**Task to complete**. Select every line holding the word "把药滴在下眼皮内" and copy it.
## Start Exercise materials
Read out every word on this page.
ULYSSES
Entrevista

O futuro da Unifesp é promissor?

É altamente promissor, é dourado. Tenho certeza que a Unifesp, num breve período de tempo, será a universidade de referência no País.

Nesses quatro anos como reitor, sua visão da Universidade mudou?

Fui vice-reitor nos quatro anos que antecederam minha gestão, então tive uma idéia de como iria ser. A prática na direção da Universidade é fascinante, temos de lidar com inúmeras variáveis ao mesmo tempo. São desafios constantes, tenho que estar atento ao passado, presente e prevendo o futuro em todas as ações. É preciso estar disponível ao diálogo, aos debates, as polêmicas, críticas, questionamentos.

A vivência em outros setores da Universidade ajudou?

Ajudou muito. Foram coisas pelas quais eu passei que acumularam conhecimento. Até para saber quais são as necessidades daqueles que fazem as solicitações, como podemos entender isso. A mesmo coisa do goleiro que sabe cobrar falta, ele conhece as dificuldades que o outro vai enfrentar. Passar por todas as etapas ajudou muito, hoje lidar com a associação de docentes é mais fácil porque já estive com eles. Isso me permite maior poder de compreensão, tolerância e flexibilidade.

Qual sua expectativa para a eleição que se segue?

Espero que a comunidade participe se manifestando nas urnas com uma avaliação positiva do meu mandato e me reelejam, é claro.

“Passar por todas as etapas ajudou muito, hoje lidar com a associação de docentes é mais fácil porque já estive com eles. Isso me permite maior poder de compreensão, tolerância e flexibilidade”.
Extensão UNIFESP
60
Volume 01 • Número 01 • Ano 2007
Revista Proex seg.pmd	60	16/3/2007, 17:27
## End Exercise materials
## Start Exercise materials
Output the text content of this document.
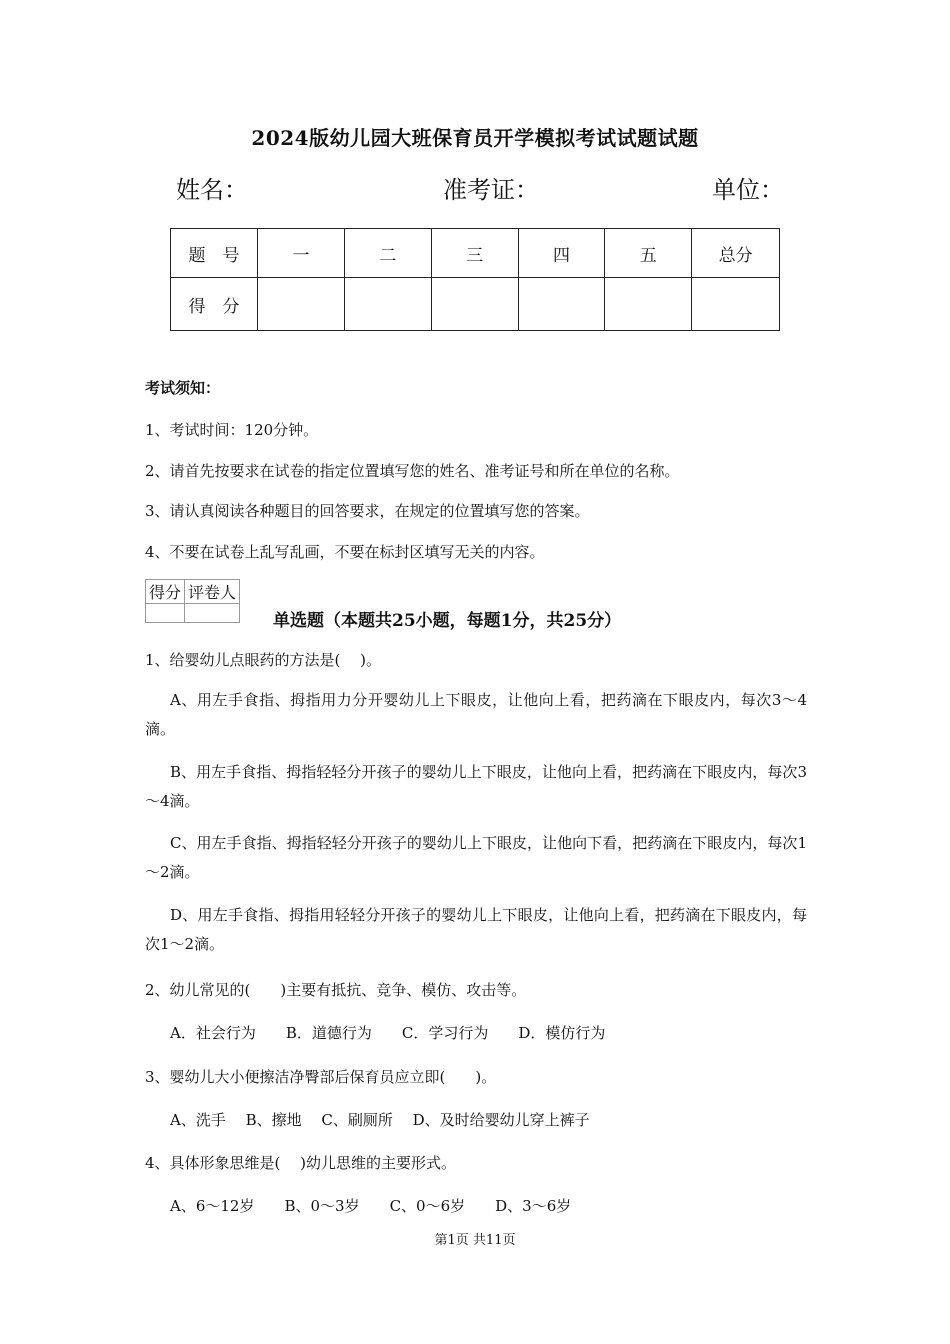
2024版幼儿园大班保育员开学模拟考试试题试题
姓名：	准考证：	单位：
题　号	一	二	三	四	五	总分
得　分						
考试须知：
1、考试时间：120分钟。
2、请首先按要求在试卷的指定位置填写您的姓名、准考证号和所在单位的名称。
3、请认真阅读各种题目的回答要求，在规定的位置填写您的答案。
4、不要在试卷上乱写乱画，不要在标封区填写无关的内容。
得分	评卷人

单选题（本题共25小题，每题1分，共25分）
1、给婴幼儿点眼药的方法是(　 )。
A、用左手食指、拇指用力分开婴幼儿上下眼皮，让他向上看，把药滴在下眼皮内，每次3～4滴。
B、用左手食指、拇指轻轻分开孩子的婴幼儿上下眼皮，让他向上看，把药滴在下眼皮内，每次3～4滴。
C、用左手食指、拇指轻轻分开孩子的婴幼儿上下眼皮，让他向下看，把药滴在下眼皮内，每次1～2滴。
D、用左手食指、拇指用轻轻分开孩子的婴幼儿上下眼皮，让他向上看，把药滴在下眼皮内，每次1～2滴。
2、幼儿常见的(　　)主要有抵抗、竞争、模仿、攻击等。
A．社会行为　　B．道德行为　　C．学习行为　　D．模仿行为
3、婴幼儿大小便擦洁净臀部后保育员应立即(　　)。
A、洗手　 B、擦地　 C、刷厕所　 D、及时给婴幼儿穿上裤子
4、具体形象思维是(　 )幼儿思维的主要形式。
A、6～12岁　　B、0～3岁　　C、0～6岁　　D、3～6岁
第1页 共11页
## End Exercise materials
## Start Exercise materials
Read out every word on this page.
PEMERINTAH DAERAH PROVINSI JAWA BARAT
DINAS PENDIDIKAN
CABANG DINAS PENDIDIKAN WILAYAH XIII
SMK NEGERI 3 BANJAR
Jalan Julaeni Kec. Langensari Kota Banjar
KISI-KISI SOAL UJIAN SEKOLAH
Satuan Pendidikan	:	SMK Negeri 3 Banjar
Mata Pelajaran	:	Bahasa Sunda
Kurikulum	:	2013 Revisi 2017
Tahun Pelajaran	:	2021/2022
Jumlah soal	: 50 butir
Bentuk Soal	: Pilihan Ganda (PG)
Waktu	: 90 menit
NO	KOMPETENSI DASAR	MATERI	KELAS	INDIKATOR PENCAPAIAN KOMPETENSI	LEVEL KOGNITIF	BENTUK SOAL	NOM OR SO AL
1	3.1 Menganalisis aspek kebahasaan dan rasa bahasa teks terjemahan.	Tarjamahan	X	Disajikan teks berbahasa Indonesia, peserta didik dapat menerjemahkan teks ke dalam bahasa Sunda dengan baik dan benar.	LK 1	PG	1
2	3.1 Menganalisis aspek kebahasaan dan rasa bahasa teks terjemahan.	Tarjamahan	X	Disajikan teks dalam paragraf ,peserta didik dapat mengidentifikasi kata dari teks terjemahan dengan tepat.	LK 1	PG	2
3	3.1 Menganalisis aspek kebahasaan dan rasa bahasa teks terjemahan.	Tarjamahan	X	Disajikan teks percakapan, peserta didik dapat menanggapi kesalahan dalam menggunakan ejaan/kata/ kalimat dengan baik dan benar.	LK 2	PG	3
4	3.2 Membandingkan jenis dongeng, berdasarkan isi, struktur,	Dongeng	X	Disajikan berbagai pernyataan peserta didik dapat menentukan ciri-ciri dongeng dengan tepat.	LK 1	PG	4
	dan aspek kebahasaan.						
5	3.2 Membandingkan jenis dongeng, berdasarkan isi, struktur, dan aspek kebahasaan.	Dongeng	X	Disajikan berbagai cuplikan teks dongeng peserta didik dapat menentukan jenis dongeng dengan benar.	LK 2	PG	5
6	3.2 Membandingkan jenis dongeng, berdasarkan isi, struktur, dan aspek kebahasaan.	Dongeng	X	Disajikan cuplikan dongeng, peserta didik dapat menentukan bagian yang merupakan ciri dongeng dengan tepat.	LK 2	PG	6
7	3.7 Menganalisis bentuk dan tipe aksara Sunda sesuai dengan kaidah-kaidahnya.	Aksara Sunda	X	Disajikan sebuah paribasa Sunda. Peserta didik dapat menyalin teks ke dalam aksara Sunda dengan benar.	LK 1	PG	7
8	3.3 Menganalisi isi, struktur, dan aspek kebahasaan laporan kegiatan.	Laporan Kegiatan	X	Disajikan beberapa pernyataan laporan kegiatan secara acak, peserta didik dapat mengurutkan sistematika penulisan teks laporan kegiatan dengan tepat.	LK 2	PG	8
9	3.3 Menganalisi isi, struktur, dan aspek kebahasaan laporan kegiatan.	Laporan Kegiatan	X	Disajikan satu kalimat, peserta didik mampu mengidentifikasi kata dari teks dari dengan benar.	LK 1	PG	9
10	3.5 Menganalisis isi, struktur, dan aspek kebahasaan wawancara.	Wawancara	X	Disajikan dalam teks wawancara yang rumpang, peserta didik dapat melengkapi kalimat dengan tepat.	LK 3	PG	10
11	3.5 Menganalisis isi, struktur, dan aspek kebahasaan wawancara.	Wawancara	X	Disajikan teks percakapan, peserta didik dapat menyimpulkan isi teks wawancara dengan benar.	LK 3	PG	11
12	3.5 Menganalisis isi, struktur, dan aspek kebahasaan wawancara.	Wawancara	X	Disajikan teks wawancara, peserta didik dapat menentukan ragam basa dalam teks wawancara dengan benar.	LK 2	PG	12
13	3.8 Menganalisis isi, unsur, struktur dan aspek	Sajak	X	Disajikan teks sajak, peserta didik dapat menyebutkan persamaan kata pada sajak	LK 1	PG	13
## End Exercise materials
**Written solution**.
A、用左手食指、拇指用力分开婴幼儿上下眼皮，让他向上看，把药滴在下眼皮内，每次3～4滴。
B、用左手食指、拇指轻轻分开孩子的婴幼儿上下眼皮，让他向上看，把药滴在下眼皮内，每次3～4滴。
C、用左手食指、拇指轻轻分开孩子的婴幼儿上下眼皮，让他向下看，把药滴在下眼皮内，每次1～2滴。
D、用左手食指、拇指用轻轻分开孩子的婴幼儿上下眼皮，让他向上看，把药滴在下眼皮内，每次1～2滴。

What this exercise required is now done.